— start Data —
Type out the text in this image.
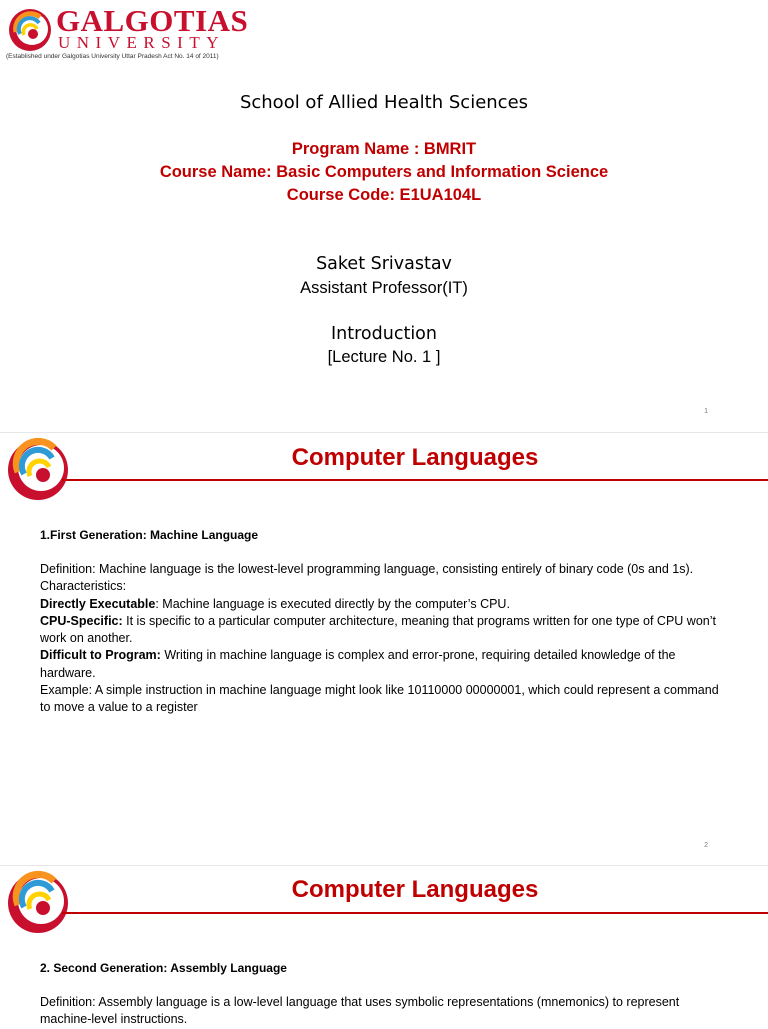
GALGOTIAS
UNIVERSITY
(Established under Galgotias University Uttar Pradesh Act No. 14 of 2011)
School of Allied Health Sciences
Program Name : BMRIT
Course Name: Basic Computers and Information Science
Course Code: E1UA104L
Saket Srivastav
Assistant Professor(IT)
Introduction
[Lecture No. 1 ]
1
Computer Languages
1.First Generation: Machine Language

Definition: Machine language is the lowest-level programming language, consisting entirely of binary code (0s and 1s).

Characteristics:

Directly Executable: Machine language is executed directly by the computer’s CPU.

CPU-Specific: It is specific to a particular computer architecture, meaning that programs written for one type of CPU won’t work on another.

Difficult to Program: Writing in machine language is complex and error-prone, requiring detailed knowledge of the hardware.

Example: A simple instruction in machine language might look like 10110000 00000001, which could represent a command to move a value to a register

2
Computer Languages
2. Second Generation: Assembly Language

Definition: Assembly language is a low-level language that uses symbolic representations (mnemonics) to represent machine-level instructions.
— end Data —
What you need to do
Excluding the pictures, restate the records above word for word.

Result of the task
Type out the text in this image.
GALGOTIAS
UNIVERSITY
(Established under Galgotias University Uttar Pradesh Act No. 14 of 2011)
School of Allied Health Sciences
Program Name : BMRIT
Course Name: Basic Computers and Information Science
Course Code: E1UA104L
Saket Srivastav
Assistant Professor(IT)
Introduction
[Lecture No. 1 ]
1
Computer Languages
1.First Generation: Machine Language

Definition: Machine language is the lowest-level programming language, consisting entirely of binary code (0s and 1s).

Characteristics:

Directly Executable: Machine language is executed directly by the computer’s CPU.

CPU-Specific: It is specific to a particular computer architecture, meaning that programs written for one type of CPU won’t work on another.

Difficult to Program: Writing in machine language is complex and error-prone, requiring detailed knowledge of the hardware.

Example: A simple instruction in machine language might look like 10110000 00000001, which could represent a command to move a value to a register

2
Computer Languages
2. Second Generation: Assembly Language

Definition: Assembly language is a low-level language that uses symbolic representations (mnemonics) to represent machine-level instructions.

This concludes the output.